◆ **TUGAS SINGKAT 1**: Tuliskan ulang persis baris-baris data di bawah, mulai dari baris pertama data sampai baris yang memuat "news-banner: NEWS: [0, 78, 1346, 190]", kedua ujungnya termasuk.

◆ **KUTIPAN BACAAN**:
Ketika membaca komentar-komentar ini, aku langsung berpikir bahwa perempuan yang belum menikah di usia matang benar-benar dianggap aib oleh masyarakat. Bahkan aku sudah beberapa kali tetangga yang menyebarkan nomorku tanpa izin dengan alasan agar aku cepat menikah. Mereka menganggap bahwa mengenalkan dua orang asing (tanpa melihat keduanya cocok atau tidak) adalah sebuah niat baik, siapa tahu jodoh. Padahal mengenalkan dua orang asing bisa jadi hanya membuat salah satu pihak kesal karena nggak nyambung dan hanya buang-buang waktu.

◆ **DATA TERSEDIA**:
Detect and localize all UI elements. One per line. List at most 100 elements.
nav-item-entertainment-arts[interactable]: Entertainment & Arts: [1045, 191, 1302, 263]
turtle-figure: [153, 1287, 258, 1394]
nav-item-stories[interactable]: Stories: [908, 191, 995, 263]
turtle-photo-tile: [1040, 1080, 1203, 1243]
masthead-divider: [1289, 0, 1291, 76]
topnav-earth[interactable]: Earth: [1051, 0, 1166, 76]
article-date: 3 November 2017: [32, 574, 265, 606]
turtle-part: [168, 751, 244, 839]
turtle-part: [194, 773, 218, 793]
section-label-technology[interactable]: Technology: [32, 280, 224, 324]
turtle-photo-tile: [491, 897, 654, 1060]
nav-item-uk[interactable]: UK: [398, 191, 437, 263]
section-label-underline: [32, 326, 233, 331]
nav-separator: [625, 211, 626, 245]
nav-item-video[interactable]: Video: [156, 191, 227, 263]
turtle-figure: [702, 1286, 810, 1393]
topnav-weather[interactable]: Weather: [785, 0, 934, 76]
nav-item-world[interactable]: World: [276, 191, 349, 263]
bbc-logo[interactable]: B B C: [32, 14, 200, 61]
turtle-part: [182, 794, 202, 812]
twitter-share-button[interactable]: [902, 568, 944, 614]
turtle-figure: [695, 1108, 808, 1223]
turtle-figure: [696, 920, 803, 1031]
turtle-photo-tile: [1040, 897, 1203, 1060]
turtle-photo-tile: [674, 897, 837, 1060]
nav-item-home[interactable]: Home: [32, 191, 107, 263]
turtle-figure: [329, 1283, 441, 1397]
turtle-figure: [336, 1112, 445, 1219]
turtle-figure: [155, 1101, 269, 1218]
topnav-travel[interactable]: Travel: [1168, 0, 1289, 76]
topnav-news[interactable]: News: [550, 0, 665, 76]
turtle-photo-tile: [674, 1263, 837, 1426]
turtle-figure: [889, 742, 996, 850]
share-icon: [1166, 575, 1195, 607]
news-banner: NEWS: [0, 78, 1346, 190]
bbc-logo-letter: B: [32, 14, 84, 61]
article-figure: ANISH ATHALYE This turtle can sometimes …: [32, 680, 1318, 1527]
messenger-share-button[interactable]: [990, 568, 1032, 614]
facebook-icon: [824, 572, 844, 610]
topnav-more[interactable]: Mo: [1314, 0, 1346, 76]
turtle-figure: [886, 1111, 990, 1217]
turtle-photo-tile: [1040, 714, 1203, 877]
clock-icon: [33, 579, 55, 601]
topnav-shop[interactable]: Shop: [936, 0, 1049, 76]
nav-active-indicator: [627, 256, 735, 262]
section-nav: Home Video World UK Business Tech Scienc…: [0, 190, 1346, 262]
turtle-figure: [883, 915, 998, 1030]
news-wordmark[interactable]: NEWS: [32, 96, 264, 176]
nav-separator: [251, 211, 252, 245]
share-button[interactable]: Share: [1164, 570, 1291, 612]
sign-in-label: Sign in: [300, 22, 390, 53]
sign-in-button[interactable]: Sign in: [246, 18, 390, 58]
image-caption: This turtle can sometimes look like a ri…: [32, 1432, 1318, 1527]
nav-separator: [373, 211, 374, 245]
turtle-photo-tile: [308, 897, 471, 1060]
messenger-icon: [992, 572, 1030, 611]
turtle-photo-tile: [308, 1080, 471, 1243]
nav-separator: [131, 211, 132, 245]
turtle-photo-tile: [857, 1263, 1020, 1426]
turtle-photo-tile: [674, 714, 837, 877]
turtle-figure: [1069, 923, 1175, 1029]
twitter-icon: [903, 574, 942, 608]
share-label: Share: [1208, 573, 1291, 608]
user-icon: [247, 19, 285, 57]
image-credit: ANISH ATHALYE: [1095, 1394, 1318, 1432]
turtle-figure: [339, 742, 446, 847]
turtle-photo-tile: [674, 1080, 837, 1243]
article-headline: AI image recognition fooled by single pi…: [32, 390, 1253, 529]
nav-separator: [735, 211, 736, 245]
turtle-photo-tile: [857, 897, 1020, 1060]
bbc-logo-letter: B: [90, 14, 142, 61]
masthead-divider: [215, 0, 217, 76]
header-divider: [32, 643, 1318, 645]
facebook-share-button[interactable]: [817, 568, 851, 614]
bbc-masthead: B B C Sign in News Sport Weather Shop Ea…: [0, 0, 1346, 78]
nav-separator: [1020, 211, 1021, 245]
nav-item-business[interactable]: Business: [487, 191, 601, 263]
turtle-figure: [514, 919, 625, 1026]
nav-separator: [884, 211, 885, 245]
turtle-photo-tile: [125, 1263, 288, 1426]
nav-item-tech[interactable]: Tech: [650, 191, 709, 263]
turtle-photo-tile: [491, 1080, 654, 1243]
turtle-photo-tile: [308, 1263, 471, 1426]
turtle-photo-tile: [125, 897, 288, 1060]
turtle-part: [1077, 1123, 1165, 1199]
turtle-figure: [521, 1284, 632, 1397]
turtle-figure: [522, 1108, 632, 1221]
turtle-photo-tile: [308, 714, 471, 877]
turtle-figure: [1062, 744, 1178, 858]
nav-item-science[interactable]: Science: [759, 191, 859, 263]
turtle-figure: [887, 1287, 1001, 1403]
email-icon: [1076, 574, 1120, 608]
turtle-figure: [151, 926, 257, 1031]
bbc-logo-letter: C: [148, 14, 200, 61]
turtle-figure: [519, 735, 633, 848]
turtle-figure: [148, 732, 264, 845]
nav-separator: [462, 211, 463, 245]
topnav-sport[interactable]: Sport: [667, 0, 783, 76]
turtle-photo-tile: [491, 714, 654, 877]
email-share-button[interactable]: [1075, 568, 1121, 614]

◆ **TUGAS SINGKAT 2**: Salin kembali tanpa perubahan bagian kutipan di atas, dari "Ketika membaca komentar-komentar" sampai "hanya buang-buang waktu.", termasuk kedua ujungnya.

◆ **HASIL 1**:
Detect and localize all UI elements. One per line. List at most 100 elements.
nav-item-entertainment-arts[interactable]: Entertainment & Arts: [1045, 191, 1302, 263]
turtle-figure: [153, 1287, 258, 1394]
nav-item-stories[interactable]: Stories: [908, 191, 995, 263]
turtle-photo-tile: [1040, 1080, 1203, 1243]
masthead-divider: [1289, 0, 1291, 76]
topnav-earth[interactable]: Earth: [1051, 0, 1166, 76]
article-date: 3 November 2017: [32, 574, 265, 606]
turtle-part: [168, 751, 244, 839]
turtle-part: [194, 773, 218, 793]
section-label-technology[interactable]: Technology: [32, 280, 224, 324]
turtle-photo-tile: [491, 897, 654, 1060]
nav-item-uk[interactable]: UK: [398, 191, 437, 263]
section-label-underline: [32, 326, 233, 331]
nav-separator: [625, 211, 626, 245]
nav-item-video[interactable]: Video: [156, 191, 227, 263]
turtle-figure: [702, 1286, 810, 1393]
topnav-weather[interactable]: Weather: [785, 0, 934, 76]
nav-item-world[interactable]: World: [276, 191, 349, 263]
bbc-logo[interactable]: B B C: [32, 14, 200, 61]
turtle-part: [182, 794, 202, 812]
twitter-share-button[interactable]: [902, 568, 944, 614]
turtle-figure: [695, 1108, 808, 1223]
turtle-figure: [696, 920, 803, 1031]
turtle-photo-tile: [1040, 897, 1203, 1060]
turtle-photo-tile: [674, 897, 837, 1060]
nav-item-home[interactable]: Home: [32, 191, 107, 263]
turtle-figure: [329, 1283, 441, 1397]
turtle-figure: [336, 1112, 445, 1219]
turtle-figure: [155, 1101, 269, 1218]
topnav-travel[interactable]: Travel: [1168, 0, 1289, 76]
topnav-news[interactable]: News: [550, 0, 665, 76]
turtle-photo-tile: [674, 1263, 837, 1426]
turtle-figure: [889, 742, 996, 850]
share-icon: [1166, 575, 1195, 607]
news-banner: NEWS: [0, 78, 1346, 190]

◆ **HASIL 2**:
Ketika membaca komentar-komentar ini, aku langsung berpikir bahwa perempuan yang belum menikah di usia matang benar-benar dianggap aib oleh masyarakat. Bahkan aku sudah beberapa kali tetangga yang menyebarkan nomorku tanpa izin dengan alasan agar aku cepat menikah. Mereka menganggap bahwa mengenalkan dua orang asing (tanpa melihat keduanya cocok atau tidak) adalah sebuah niat baik, siapa tahu jodoh. Padahal mengenalkan dua orang asing bisa jadi hanya membuat salah satu pihak kesal karena nggak nyambung dan hanya buang-buang waktu.